▸ Stored entries:

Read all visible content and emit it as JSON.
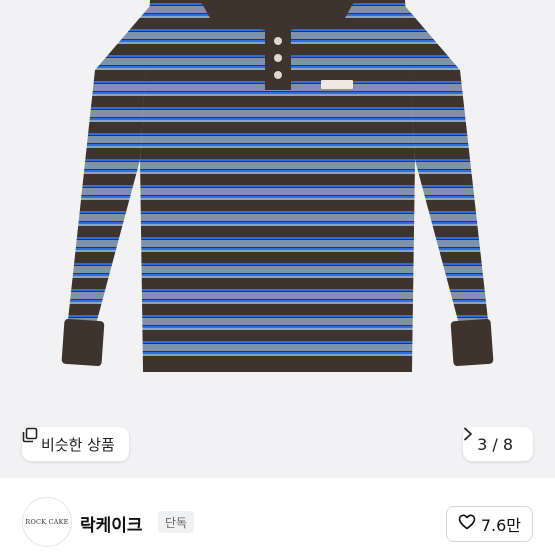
{
  "image": {
    "alt": "",
    "colors": {
      "background": "#f2f2f4",
      "stripe_brown": "#3f332d",
      "stripe_blue": "#7c92ad",
      "accent_blue": "#2f6ee0"
    }
  },
  "similar_button": {
    "label": "비슷한 상품",
    "icon": "copy-icon"
  },
  "pager": {
    "text": "3 / 8",
    "icon": "chevron-right-icon"
  },
  "seller": {
    "logo_text": "ROCK CAKE",
    "name": "락케이크",
    "badge": "단독"
  },
  "like": {
    "count": "7.6만",
    "icon": "heart-icon"
  }
}
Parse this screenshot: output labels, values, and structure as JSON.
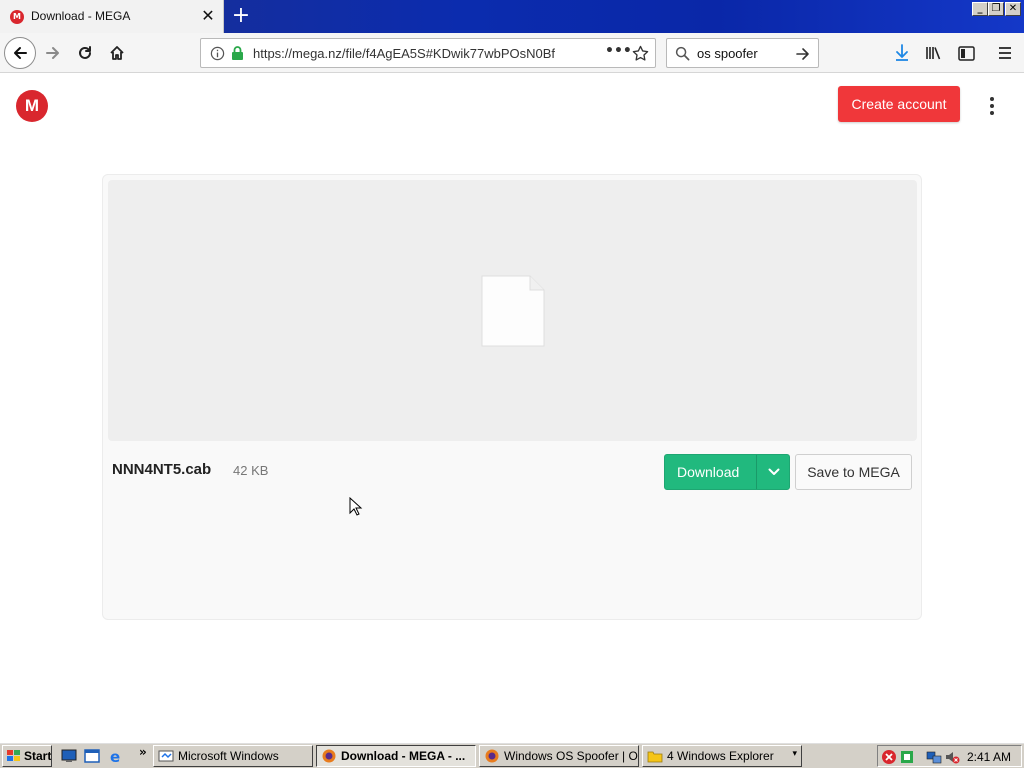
{
  "browser": {
    "tab_title": "Download - MEGA",
    "tab_favicon_letter": "M",
    "url": "https://mega.nz/file/f4AgEA5S#KDwik77wbPOsN0Bf",
    "search_text": "os spoofer",
    "colors": {
      "tabbar": "#0b2cae",
      "download_arrow": "#1e88e5"
    }
  },
  "header": {
    "logo_letter": "M",
    "create_account_label": "Create account",
    "colors": {
      "brand": "#d9272e",
      "create_account": "#f0373a"
    }
  },
  "file": {
    "name": "NNN4NT5.cab",
    "size": "42 KB",
    "download_label": "Download",
    "save_label": "Save to MEGA",
    "colors": {
      "download": "#21b97e"
    }
  },
  "taskbar": {
    "start_label": "Start",
    "items": [
      {
        "label": "Microsoft Windows"
      },
      {
        "label": "Download - MEGA - ..."
      },
      {
        "label": "Windows OS Spoofer | O..."
      },
      {
        "label": "4 Windows Explorer"
      }
    ],
    "overflow_label": "»",
    "clock": "2:41 AM"
  }
}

▸ Stated goal:
Every entry must be written out exactly, with all pictures left out.

▸ Solution to this exercise:
Read all visible content and emit it as JSON.
{
  "image": {
    "alt": "",
    "colors": {
      "background": "#f2f2f4",
      "stripe_brown": "#3f332d",
      "stripe_blue": "#7c92ad",
      "accent_blue": "#2f6ee0"
    }
  },
  "similar_button": {
    "label": "비슷한 상품",
    "icon": "copy-icon"
  },
  "pager": {
    "text": "3 / 8",
    "icon": "chevron-right-icon"
  },
  "seller": {
    "logo_text": "ROCK CAKE",
    "name": "락케이크",
    "badge": "단독"
  },
  "like": {
    "count": "7.6만",
    "icon": "heart-icon"
  }
}
Parse this screenshot: output labels, values, and structure as JSON.
{
  "browser": {
    "tab_title": "Download - MEGA",
    "tab_favicon_letter": "M",
    "url": "https://mega.nz/file/f4AgEA5S#KDwik77wbPOsN0Bf",
    "search_text": "os spoofer",
    "colors": {
      "tabbar": "#0b2cae",
      "download_arrow": "#1e88e5"
    }
  },
  "header": {
    "logo_letter": "M",
    "create_account_label": "Create account",
    "colors": {
      "brand": "#d9272e",
      "create_account": "#f0373a"
    }
  },
  "file": {
    "name": "NNN4NT5.cab",
    "size": "42 KB",
    "download_label": "Download",
    "save_label": "Save to MEGA",
    "colors": {
      "download": "#21b97e"
    }
  },
  "taskbar": {
    "start_label": "Start",
    "items": [
      {
        "label": "Microsoft Windows"
      },
      {
        "label": "Download - MEGA - ..."
      },
      {
        "label": "Windows OS Spoofer | O..."
      },
      {
        "label": "4 Windows Explorer"
      }
    ],
    "overflow_label": "»",
    "clock": "2:41 AM"
  }
}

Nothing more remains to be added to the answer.